■ SOURCE RECORDS ■
- - -
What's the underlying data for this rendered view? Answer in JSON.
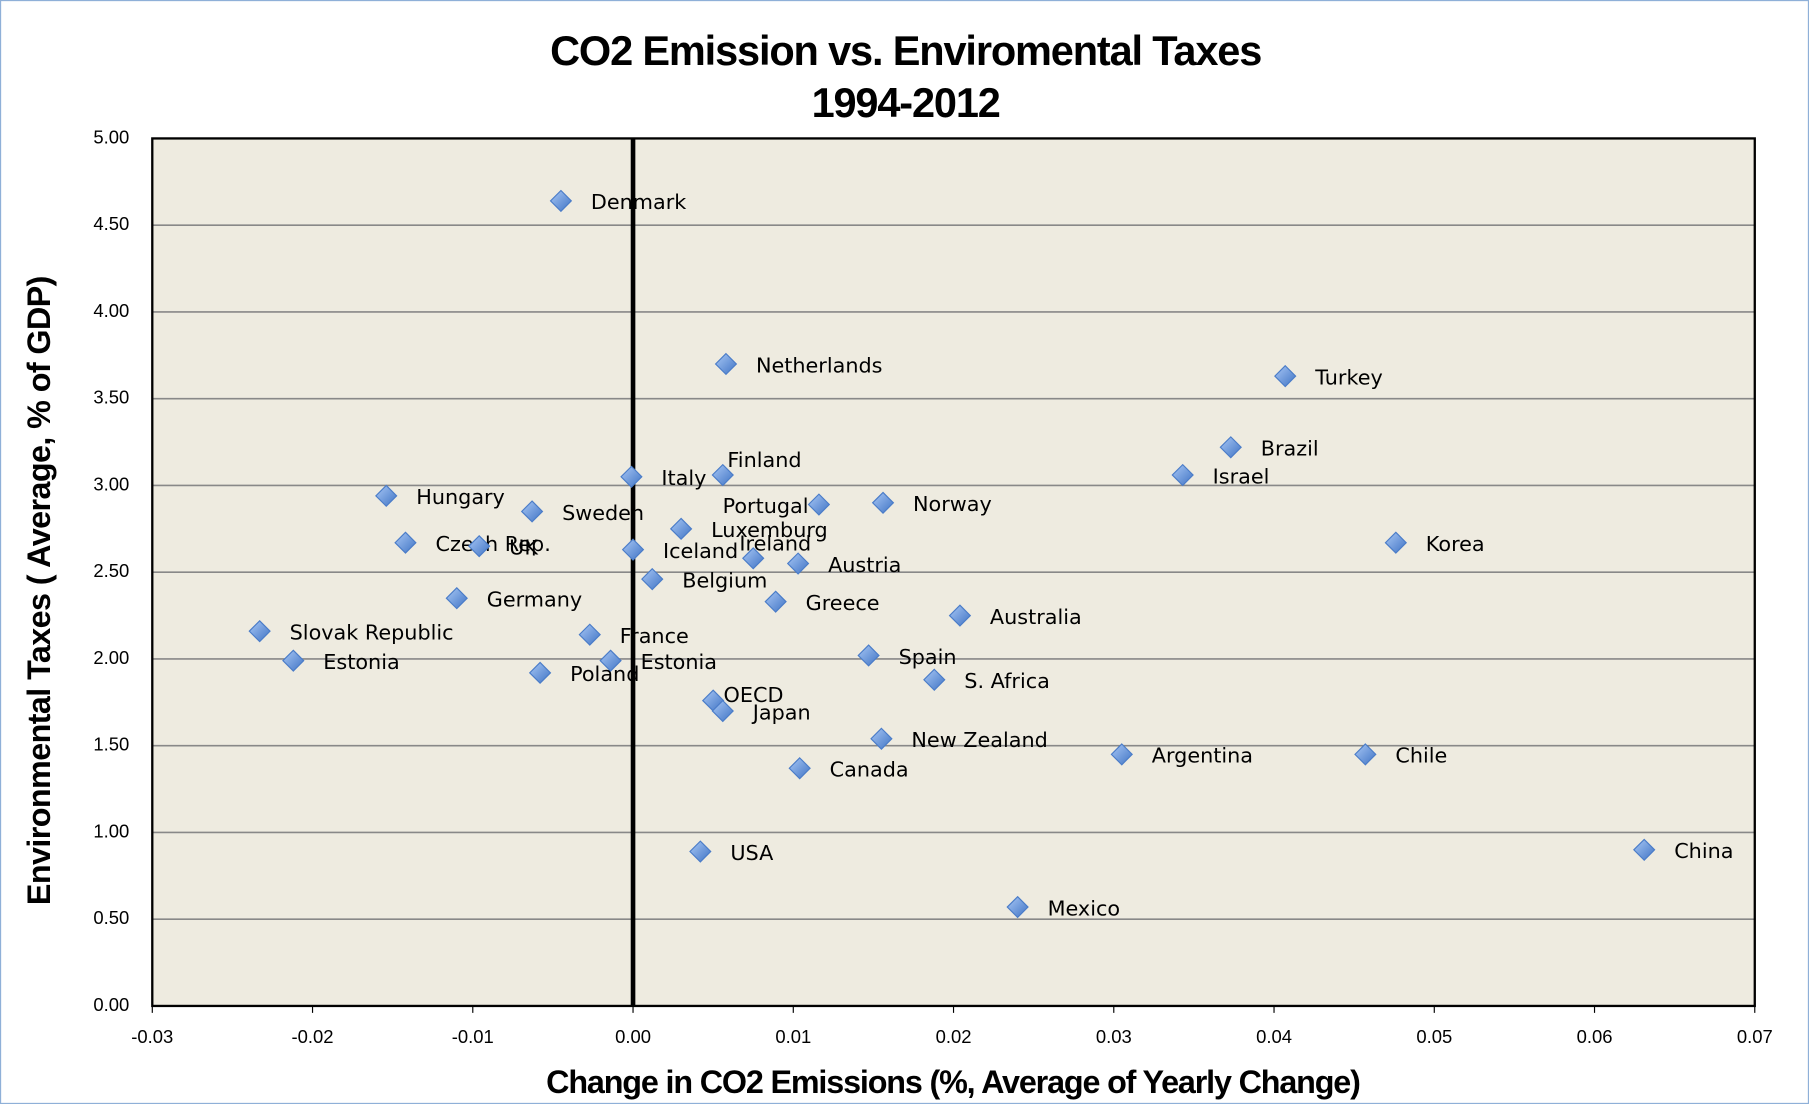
{
  "chart_data": {
    "type": "scatter",
    "title": "CO2 Emission vs. Enviromental Taxes",
    "subtitle": "1994-2012",
    "x_label": "Change in CO2 Emissions (%, Average of Yearly Change)",
    "y_label": "Environmental Taxes ( Average, % of GDP)",
    "point_labels": [
      "Denmark",
      "Netherlands",
      "Turkey",
      "Brazil",
      "Israel",
      "Italy",
      "Finland",
      "Hungary",
      "Sweden",
      "Portugal",
      "Norway",
      "Luxemburg",
      "Czech Rep.",
      "UK",
      "Korea",
      "Iceland",
      "Ireland",
      "Austria",
      "Belgium",
      "Germany",
      "Greece",
      "Australia",
      "Slovak Republic",
      "France",
      "Estonia",
      "Estonia",
      "Spain",
      "Poland",
      "S. Africa",
      "OECD",
      "Japan",
      "New Zealand",
      "Argentina",
      "Chile",
      "Canada",
      "USA",
      "China",
      "Mexico"
    ],
    "x": [
      -0.0045,
      0.0058,
      0.0407,
      0.0373,
      0.0343,
      -0.0001,
      0.0056,
      -0.0154,
      -0.0063,
      0.0116,
      0.0156,
      0.003,
      -0.0142,
      -0.0096,
      0.0476,
      0.0,
      0.0075,
      0.0103,
      0.0012,
      -0.011,
      0.0089,
      0.0204,
      -0.0233,
      -0.0027,
      -0.0212,
      -0.0014,
      0.0147,
      -0.0058,
      0.0188,
      0.005,
      0.0056,
      0.0155,
      0.0305,
      0.0457,
      0.0104,
      0.0042,
      0.0631,
      0.024
    ],
    "values": [
      4.64,
      3.7,
      3.63,
      3.22,
      3.06,
      3.05,
      3.06,
      2.94,
      2.85,
      2.89,
      2.9,
      2.75,
      2.67,
      2.65,
      2.67,
      2.63,
      2.58,
      2.55,
      2.46,
      2.35,
      2.33,
      2.25,
      2.16,
      2.14,
      1.99,
      1.99,
      2.02,
      1.92,
      1.88,
      1.76,
      1.7,
      1.54,
      1.45,
      1.45,
      1.37,
      0.89,
      0.9,
      0.57
    ],
    "color": "#5b8fdb",
    "xlim": [
      -0.03,
      0.07
    ],
    "xticks": [
      -0.03,
      -0.02,
      -0.01,
      {
        "value": 0,
        "label": "0.00"
      },
      0.01,
      0.02,
      0.03,
      0.04,
      0.05,
      0.06,
      0.07
    ],
    "ylim": [
      0,
      5
    ],
    "yticks": [
      {
        "value": 0,
        "label": "0.00"
      },
      {
        "value": 0.5,
        "label": "0.50"
      },
      {
        "value": 1,
        "label": "1.00"
      },
      {
        "value": 1.5,
        "label": "1.50"
      },
      {
        "value": 2,
        "label": "2.00"
      },
      {
        "value": 2.5,
        "label": "2.50"
      },
      {
        "value": 3,
        "label": "3.00"
      },
      {
        "value": 3.5,
        "label": "3.50"
      },
      {
        "value": 4,
        "label": "4.00"
      },
      {
        "value": 4.5,
        "label": "4.50"
      },
      {
        "value": 5,
        "label": "5.00"
      }
    ],
    "grid": true
  }
}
- - -
■ PROBLEM DESCRIPTION ■
Every line that holds the string "Average" should be returned.

■ OUTPUT OF THE TASK ■
    "x_label": "Change in CO2 Emissions (%, Average of Yearly Change)",
    "y_label": "Environmental Taxes ( Average, % of GDP)",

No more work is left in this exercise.